Prolonged HbA1c reduction with pioglitazone
Even after discontinuation, pioglitazone (PIO) results in a relatively prolonged reduction in blood glucose levels in Japanese patients with early type 2 diabetes, a recent study has shown.
“[T]he pharmacological intervention with [PIO] for 18 months provide[d] a relatively longer remission of hyperglycaemia after interruption of the medication in type 2 diabetic patients with early stage of disease,” said researchers.
“In our knowledge, the [present] study is the first trial to elucidate whether the temporary intensive treatment with oral antidiabetic medication could modify the natural history of diabetes and/or achieve remission in patients with type 2 diabetes,” they added.

*-*-*

Tasks to carry out:
(a) Set down the pioglitazone article word for word, everything from "Prolonged HbA1c reduction" down to "study has shown.".
(b) In the pioglitazone article, for how long was pioglitazone given before it was stopped?
(c) Write what comes next in the pioglitazone article, starting after its last sentence.
The data that follows comes from a different source than the pioglitazone article.

*-*-*

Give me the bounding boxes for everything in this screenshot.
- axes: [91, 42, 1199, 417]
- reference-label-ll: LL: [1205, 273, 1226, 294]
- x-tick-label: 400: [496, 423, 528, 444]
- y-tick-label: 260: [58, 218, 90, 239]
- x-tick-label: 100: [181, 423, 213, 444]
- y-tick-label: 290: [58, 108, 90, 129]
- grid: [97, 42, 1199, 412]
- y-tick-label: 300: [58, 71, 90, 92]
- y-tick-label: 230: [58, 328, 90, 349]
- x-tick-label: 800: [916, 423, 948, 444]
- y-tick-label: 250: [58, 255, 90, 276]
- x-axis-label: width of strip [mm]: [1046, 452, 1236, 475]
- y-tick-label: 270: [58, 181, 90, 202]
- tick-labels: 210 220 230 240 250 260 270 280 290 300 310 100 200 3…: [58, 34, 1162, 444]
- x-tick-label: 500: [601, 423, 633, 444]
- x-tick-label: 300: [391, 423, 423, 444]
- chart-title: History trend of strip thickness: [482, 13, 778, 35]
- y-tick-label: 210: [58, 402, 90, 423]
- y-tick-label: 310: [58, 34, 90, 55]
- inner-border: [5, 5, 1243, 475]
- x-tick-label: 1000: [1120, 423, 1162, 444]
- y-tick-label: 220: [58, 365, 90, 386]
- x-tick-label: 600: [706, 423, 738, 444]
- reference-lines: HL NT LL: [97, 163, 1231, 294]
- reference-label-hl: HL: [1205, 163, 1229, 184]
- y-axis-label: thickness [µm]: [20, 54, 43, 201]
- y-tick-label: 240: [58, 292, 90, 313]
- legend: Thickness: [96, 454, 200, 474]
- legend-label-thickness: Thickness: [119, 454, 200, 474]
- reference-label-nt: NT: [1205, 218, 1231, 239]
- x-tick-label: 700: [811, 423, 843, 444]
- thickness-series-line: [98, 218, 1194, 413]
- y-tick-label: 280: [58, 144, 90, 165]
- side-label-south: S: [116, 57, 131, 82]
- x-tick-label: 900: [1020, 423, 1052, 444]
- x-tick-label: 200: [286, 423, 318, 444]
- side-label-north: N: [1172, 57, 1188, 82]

*-*-*

Task results:
(a)
Prolonged HbA1c reduction with pioglitazone
Even after discontinuation, pioglitazone (PIO) results in a relatively prolonged reduction in blood glucose levels in Japanese patients with early type 2 diabetes, a recent study has shown.

(b) 18 months.

(c)
Researchers randomized 278 type 2 diabetes patients (disease duration <5 years) to receive either lifestyle modification (LFS; n=84), PIO (n=101) or sulfonylurea (SU; n=93). During the on-treatment phase 1 of the study, SU was the most potent in reducing HbA1c levels, while LFS failed to produce substantial changes over time. [J Diabetes Investig 2018;doi:10.1111/jdi.12813]
When the two medications were compared at phase 2, after treatment discontinuation, PIO appeared superior to SU. A higher proportion of patients reached HbA1c ≥7.4 percent in the SU group (14.3 vs 22.2 percent) and the duration of keeping HbA1c <7.4 percent was significantly longer in the PIO group (271.1 vs 133.6 days; p<0.03).
In terms of atherogenic markers, only PIO led to significantly increased serum adiponectin levels and decreased high-sensitivity C-reactive protein (hs-CRP) and homeostasis model assessment of insulin resistance (HOMA-IR) scores. By the end of the study, adiponectin and proinsulin levels were statistically comparable among all three groups.
“In patients who dropped out due to HbA1c elevation … average days to maintain the HbA1c level <7.4 percent was much longer in PIO group compared with SU group,” said researchers.
“[T]he proportion of patients who could keep their HbA1c <6.2 percent throughout phase 2 was numerically highest in PIO group, and average days kept HbA1c <6.2 percent in patients whose HbA1c reached ≥6.2 percent in phase 2 were also the longest in PIO group,” they added, suggesting that PIO had better sustainability for glycaemic control.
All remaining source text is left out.